### Required task
Extract every line below that contains the word "false".

(Data items)
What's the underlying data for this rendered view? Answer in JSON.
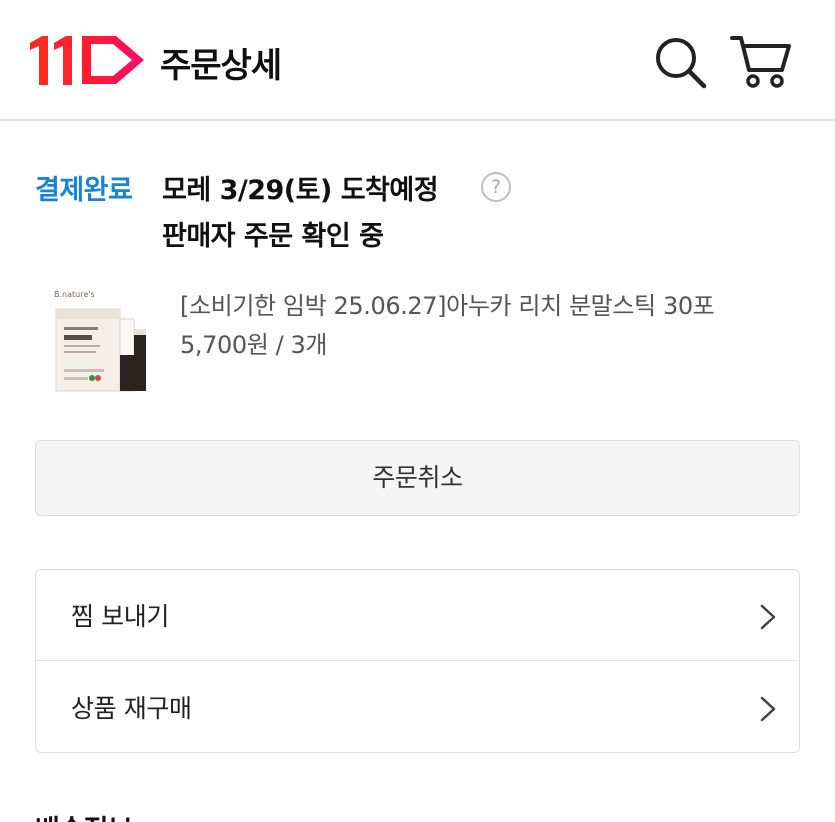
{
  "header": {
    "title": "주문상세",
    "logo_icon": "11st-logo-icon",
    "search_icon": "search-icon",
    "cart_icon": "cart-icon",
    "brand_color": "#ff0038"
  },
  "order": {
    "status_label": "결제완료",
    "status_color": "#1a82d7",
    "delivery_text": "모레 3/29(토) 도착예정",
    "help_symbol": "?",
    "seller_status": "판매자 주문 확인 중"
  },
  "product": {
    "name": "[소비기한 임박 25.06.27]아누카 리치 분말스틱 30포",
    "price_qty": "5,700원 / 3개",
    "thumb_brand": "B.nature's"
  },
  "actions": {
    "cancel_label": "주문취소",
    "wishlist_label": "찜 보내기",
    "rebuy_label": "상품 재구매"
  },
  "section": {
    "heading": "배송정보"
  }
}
==
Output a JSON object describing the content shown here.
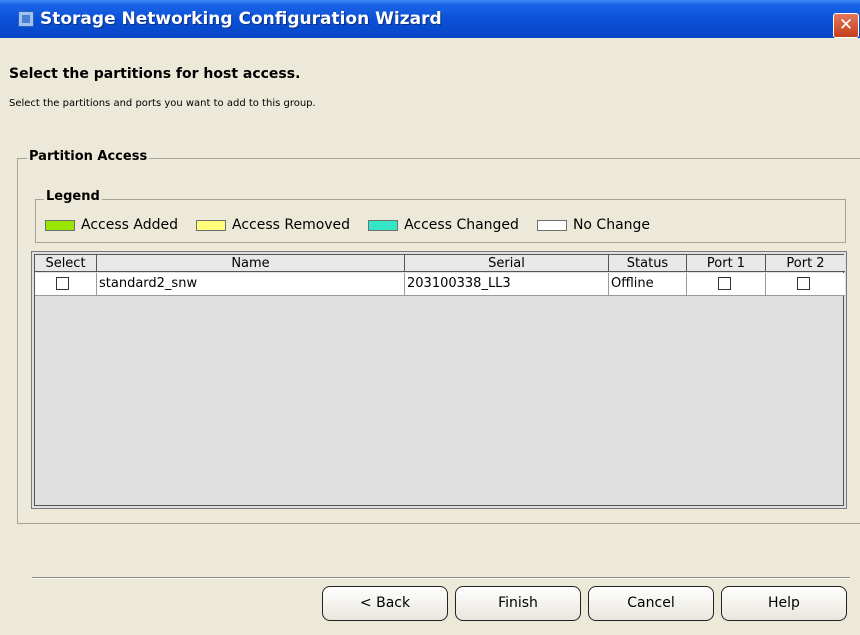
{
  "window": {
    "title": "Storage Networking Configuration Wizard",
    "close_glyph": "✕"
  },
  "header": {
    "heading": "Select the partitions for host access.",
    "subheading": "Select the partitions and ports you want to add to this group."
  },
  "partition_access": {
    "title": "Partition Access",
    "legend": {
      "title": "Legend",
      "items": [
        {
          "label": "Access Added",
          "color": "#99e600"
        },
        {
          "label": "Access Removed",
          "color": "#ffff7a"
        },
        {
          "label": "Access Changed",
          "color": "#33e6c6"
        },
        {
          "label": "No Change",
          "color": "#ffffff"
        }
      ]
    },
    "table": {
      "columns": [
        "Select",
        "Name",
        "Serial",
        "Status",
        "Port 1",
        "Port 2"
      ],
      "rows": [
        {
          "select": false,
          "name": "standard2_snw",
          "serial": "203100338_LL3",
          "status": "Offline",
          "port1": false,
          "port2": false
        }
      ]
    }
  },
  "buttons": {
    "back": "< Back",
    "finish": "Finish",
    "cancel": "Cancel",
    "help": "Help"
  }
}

### Complete answer
          "select": false,
          "port1": false,
          "port2": false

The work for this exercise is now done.